▶ **Description of the task**
List each line of the data that holds the string "heading".

▶ **Dataset rows**
-- Start --
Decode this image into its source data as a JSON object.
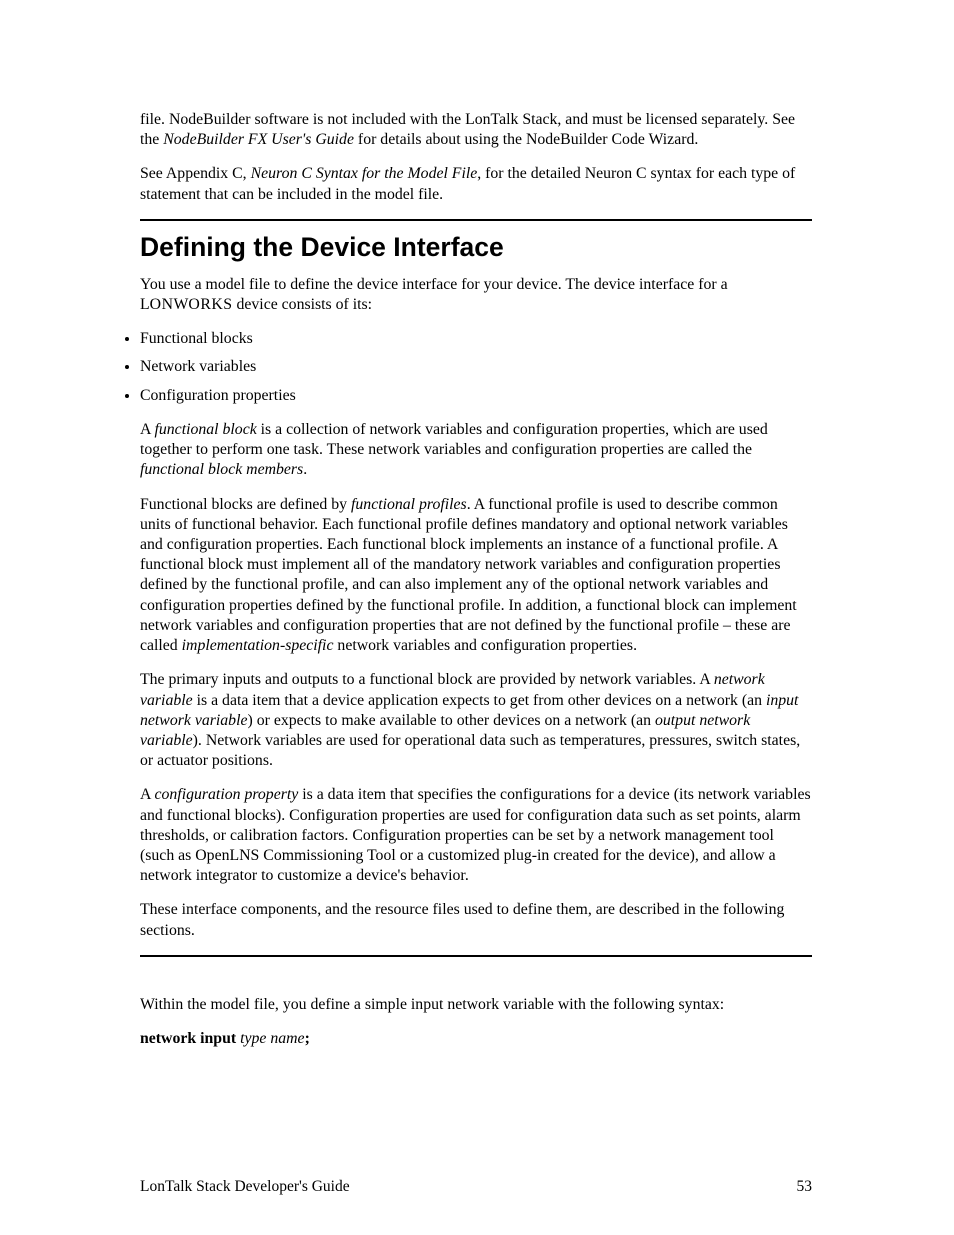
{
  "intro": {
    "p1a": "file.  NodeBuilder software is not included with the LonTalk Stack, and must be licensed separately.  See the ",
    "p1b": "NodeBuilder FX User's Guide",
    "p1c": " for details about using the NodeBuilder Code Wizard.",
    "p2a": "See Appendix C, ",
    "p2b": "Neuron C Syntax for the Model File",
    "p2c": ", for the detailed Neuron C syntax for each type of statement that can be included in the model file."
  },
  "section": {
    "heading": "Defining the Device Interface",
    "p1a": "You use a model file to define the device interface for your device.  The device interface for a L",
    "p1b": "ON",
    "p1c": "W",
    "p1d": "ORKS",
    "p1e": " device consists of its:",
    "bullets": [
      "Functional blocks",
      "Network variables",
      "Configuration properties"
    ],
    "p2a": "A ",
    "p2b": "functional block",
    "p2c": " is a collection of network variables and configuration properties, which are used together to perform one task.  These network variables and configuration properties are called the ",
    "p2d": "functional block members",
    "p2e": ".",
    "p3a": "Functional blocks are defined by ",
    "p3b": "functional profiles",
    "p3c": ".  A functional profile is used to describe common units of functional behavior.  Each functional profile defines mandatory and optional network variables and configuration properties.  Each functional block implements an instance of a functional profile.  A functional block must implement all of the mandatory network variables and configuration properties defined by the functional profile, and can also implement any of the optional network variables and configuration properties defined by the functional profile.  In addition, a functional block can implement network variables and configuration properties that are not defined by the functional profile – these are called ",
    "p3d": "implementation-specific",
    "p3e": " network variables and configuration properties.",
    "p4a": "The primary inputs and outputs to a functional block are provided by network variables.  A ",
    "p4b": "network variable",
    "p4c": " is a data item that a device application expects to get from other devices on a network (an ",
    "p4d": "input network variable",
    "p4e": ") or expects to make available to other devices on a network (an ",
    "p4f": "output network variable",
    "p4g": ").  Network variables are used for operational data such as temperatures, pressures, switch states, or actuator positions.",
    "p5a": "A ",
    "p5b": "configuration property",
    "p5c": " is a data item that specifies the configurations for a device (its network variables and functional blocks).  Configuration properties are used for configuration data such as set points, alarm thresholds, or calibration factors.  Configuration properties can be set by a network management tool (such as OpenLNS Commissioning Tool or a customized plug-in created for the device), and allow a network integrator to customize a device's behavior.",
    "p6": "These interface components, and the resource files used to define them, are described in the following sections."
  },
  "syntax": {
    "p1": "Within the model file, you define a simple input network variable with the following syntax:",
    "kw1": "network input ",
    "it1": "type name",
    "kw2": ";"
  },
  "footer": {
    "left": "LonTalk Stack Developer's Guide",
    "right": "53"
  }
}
-- End --
-- Start --
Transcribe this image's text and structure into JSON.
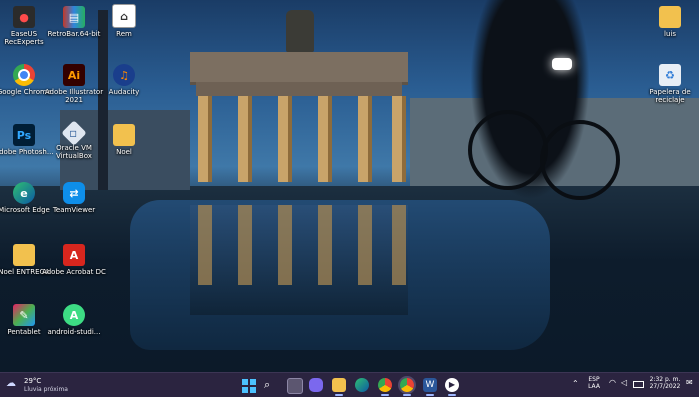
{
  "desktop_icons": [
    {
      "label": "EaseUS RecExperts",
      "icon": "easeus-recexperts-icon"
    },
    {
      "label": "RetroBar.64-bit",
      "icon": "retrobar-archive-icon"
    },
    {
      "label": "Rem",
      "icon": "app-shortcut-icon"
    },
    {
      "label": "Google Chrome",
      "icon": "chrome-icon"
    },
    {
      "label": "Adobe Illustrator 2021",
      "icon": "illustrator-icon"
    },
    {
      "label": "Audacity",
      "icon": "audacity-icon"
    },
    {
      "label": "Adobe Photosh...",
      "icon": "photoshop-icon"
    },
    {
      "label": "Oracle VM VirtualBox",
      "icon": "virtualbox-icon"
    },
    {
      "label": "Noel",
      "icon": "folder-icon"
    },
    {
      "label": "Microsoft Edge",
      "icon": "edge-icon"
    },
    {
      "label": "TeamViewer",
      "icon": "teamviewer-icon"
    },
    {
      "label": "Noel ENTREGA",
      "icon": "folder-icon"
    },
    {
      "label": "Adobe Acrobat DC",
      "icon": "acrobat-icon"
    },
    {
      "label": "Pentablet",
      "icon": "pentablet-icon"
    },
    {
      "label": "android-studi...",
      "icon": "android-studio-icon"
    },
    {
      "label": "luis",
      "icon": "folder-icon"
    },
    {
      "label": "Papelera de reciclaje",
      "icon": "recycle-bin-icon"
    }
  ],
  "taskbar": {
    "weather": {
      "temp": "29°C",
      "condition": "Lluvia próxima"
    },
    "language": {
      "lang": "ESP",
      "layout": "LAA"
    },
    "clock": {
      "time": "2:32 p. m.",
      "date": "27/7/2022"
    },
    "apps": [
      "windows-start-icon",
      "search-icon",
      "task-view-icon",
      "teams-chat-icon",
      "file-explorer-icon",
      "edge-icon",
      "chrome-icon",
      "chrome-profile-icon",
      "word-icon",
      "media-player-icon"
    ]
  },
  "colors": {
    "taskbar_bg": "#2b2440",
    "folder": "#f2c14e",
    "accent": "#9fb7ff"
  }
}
-- End --
-- Start --
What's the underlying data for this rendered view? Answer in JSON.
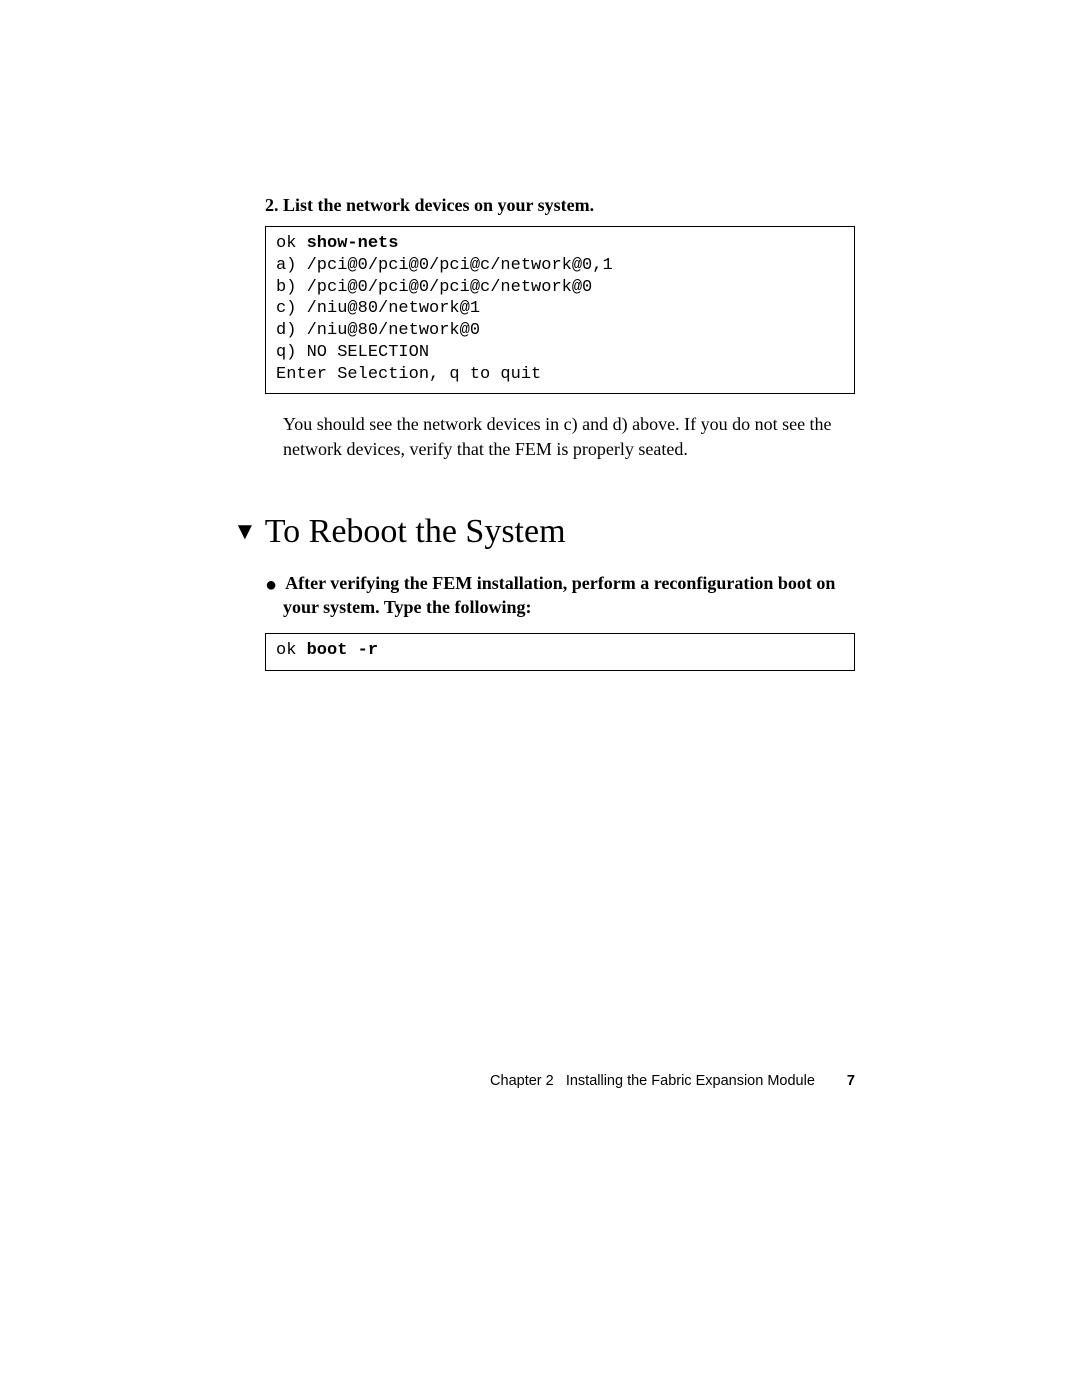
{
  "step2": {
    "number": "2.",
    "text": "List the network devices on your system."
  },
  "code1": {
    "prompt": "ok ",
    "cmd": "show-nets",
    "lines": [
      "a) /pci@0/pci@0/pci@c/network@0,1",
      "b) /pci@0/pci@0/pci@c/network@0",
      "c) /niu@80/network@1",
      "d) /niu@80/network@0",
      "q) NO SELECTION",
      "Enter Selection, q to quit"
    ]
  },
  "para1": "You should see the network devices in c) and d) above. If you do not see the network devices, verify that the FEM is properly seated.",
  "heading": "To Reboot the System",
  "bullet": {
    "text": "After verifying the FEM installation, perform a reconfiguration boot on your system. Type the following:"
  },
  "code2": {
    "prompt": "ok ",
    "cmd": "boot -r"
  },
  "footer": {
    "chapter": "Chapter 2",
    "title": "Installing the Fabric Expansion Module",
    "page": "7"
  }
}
-- End --
▶ **The reply**
    "heading": "Defining the Device Interface",
  "heading": "To Reboot the System",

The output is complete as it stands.